[begin DATASET RECORDS]
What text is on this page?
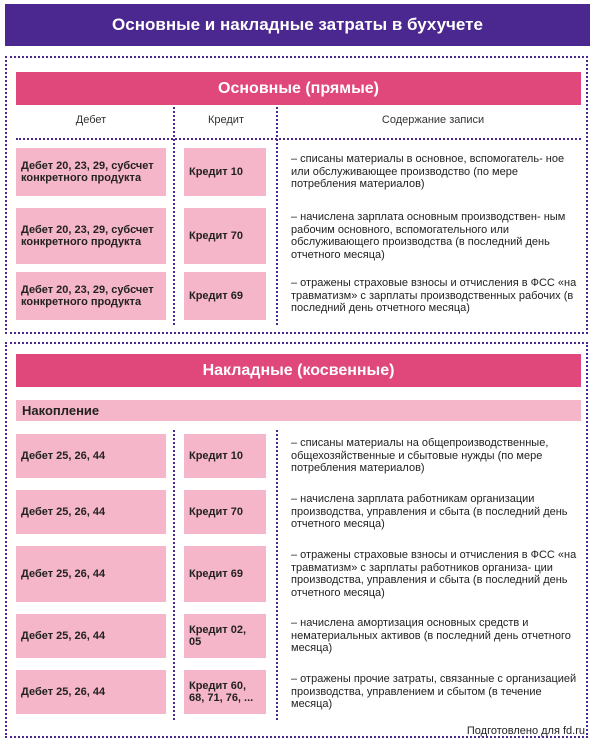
Основные и накладные затраты в бухучете
Основные (прямые)
Дебет	Кредит	Содержание записи
Дебет 20, 23, 29, субсчет конкретного продукта
Кредит 10
– списаны материалы в основное, вспомогатель- ное или обслуживающее производство (по мере потребления материалов)
Дебет 20, 23, 29, субсчет конкретного продукта
Кредит 70
– начислена зарплата основным производствен- ным рабочим основного, вспомогательного или обслуживающего производства (в последний день отчетного месяца)
Дебет 20, 23, 29, субсчет конкретного продукта
Кредит 69
– отражены страховые взносы и отчисления в ФСС «на травматизм» с зарплаты производственных рабочих (в последний день отчетного месяца)
Накладные (косвенные)
Накопление
Дебет 25, 26, 44	Кредит 10
– списаны материалы на общепроизводственные, общехозяйственные и сбытовые нужды (по мере потребления материалов)
Дебет 25, 26, 44	Кредит 70
– начислена зарплата работникам организации производства, управления и сбыта (в последний день отчетного месяца)
Дебет 25, 26, 44	Кредит 69
– отражены страховые взносы и отчисления в ФСС «на травматизм» с зарплаты работников организа- ции производства, управления и сбыта (в последний день отчетного месяца)
Дебет 25, 26, 44
Кредит 02, 05
– начислена амортизация основных средств и нематериальных активов (в последний день отчетного месяца)
Дебет 25, 26, 44
Кредит 60, 68, 71, 76, ...
– отражены прочие затраты, связанные с организацией производства, управлением и сбытом (в течение месяца)
Подготовлено для fd.ru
[end DATASET RECORDS]
GOAL: From the data above, copy each line that has the string "потребления".

SOLUTION:
– списаны материалы в основное, вспомогатель- ное или обслуживающее производство (по мере потребления материалов)
– списаны материалы на общепроизводственные, общехозяйственные и сбытовые нужды (по мере потребления материалов)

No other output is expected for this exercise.